- WHAT IS NEEDED:
Print the entries below word for word; the pictures stay out of your copy.

- TASK INPUT:
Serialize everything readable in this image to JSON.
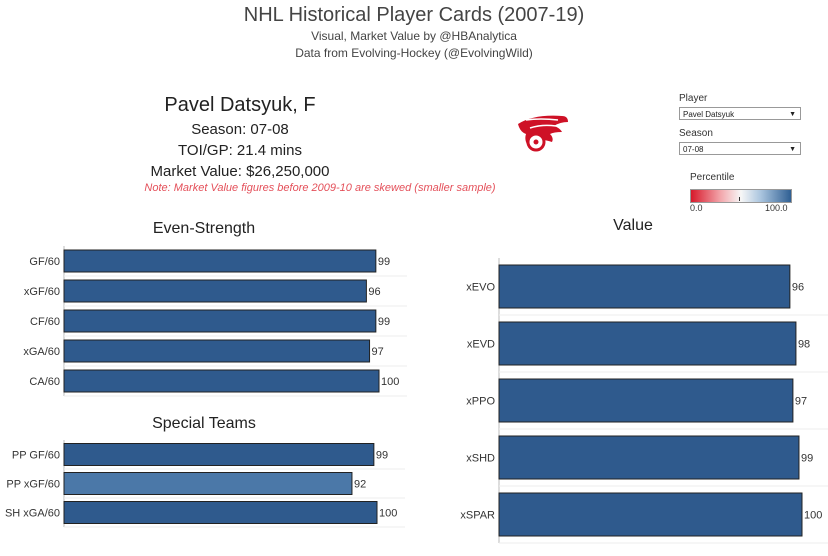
{
  "header": {
    "title": "NHL Historical Player Cards (2007-19)",
    "subtitle1": "Visual, Market Value by @HBAnalytica",
    "subtitle2": "Data from Evolving-Hockey (@EvolvingWild)"
  },
  "player_info": {
    "name": "Pavel Datsyuk, F",
    "season_line": "Season:  07-08",
    "toi_line": "TOI/GP: 21.4 mins",
    "market_value_line": "Market Value: $26,250,000",
    "note": "Note: Market Value figures before 2009-10 are skewed (smaller sample)"
  },
  "filters": {
    "player_label": "Player",
    "player_value": "Pavel Datsyuk",
    "season_label": "Season",
    "season_value": "07-08"
  },
  "legend": {
    "title": "Percentile",
    "min_label": "0.0",
    "max_label": "100.0",
    "low_color": "#d7192b",
    "mid_color": "#f7f7f7",
    "high_color": "#2f5f93"
  },
  "logo": {
    "icon": "red-wings-logo",
    "color": "#ce1126"
  },
  "colors": {
    "bar_dark": "#2f5a8d",
    "bar_light": "#4b78a8",
    "bar_outline": "#222222"
  },
  "chart_data": [
    {
      "type": "bar",
      "orientation": "horizontal",
      "title": "Even-Strength",
      "categories": [
        "GF/60",
        "xGF/60",
        "CF/60",
        "xGA/60",
        "CA/60"
      ],
      "values": [
        99,
        96,
        99,
        97,
        100
      ],
      "xlim": [
        0,
        100
      ]
    },
    {
      "type": "bar",
      "orientation": "horizontal",
      "title": "Special Teams",
      "categories": [
        "PP GF/60",
        "PP xGF/60",
        "SH xGA/60"
      ],
      "values": [
        99,
        92,
        100
      ],
      "xlim": [
        0,
        100
      ]
    },
    {
      "type": "bar",
      "orientation": "horizontal",
      "title": "Value",
      "categories": [
        "xEVO",
        "xEVD",
        "xPPO",
        "xSHD",
        "xSPAR"
      ],
      "values": [
        96,
        98,
        97,
        99,
        100
      ],
      "xlim": [
        0,
        100
      ]
    }
  ]
}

- EXERCISE SOLUTION:
Serialize everything readable in this image to JSON.
{
  "header": {
    "title": "NHL Historical Player Cards (2007-19)",
    "subtitle1": "Visual, Market Value by @HBAnalytica",
    "subtitle2": "Data from Evolving-Hockey (@EvolvingWild)"
  },
  "player_info": {
    "name": "Pavel Datsyuk, F",
    "season_line": "Season:  07-08",
    "toi_line": "TOI/GP: 21.4 mins",
    "market_value_line": "Market Value: $26,250,000",
    "note": "Note: Market Value figures before 2009-10 are skewed (smaller sample)"
  },
  "filters": {
    "player_label": "Player",
    "player_value": "Pavel Datsyuk",
    "season_label": "Season",
    "season_value": "07-08"
  },
  "legend": {
    "title": "Percentile",
    "min_label": "0.0",
    "max_label": "100.0",
    "low_color": "#d7192b",
    "mid_color": "#f7f7f7",
    "high_color": "#2f5f93"
  },
  "logo": {
    "icon": "red-wings-logo",
    "color": "#ce1126"
  },
  "colors": {
    "bar_dark": "#2f5a8d",
    "bar_light": "#4b78a8",
    "bar_outline": "#222222"
  },
  "chart_data": [
    {
      "type": "bar",
      "orientation": "horizontal",
      "title": "Even-Strength",
      "categories": [
        "GF/60",
        "xGF/60",
        "CF/60",
        "xGA/60",
        "CA/60"
      ],
      "values": [
        99,
        96,
        99,
        97,
        100
      ],
      "xlim": [
        0,
        100
      ]
    },
    {
      "type": "bar",
      "orientation": "horizontal",
      "title": "Special Teams",
      "categories": [
        "PP GF/60",
        "PP xGF/60",
        "SH xGA/60"
      ],
      "values": [
        99,
        92,
        100
      ],
      "xlim": [
        0,
        100
      ]
    },
    {
      "type": "bar",
      "orientation": "horizontal",
      "title": "Value",
      "categories": [
        "xEVO",
        "xEVD",
        "xPPO",
        "xSHD",
        "xSPAR"
      ],
      "values": [
        96,
        98,
        97,
        99,
        100
      ],
      "xlim": [
        0,
        100
      ]
    }
  ]
}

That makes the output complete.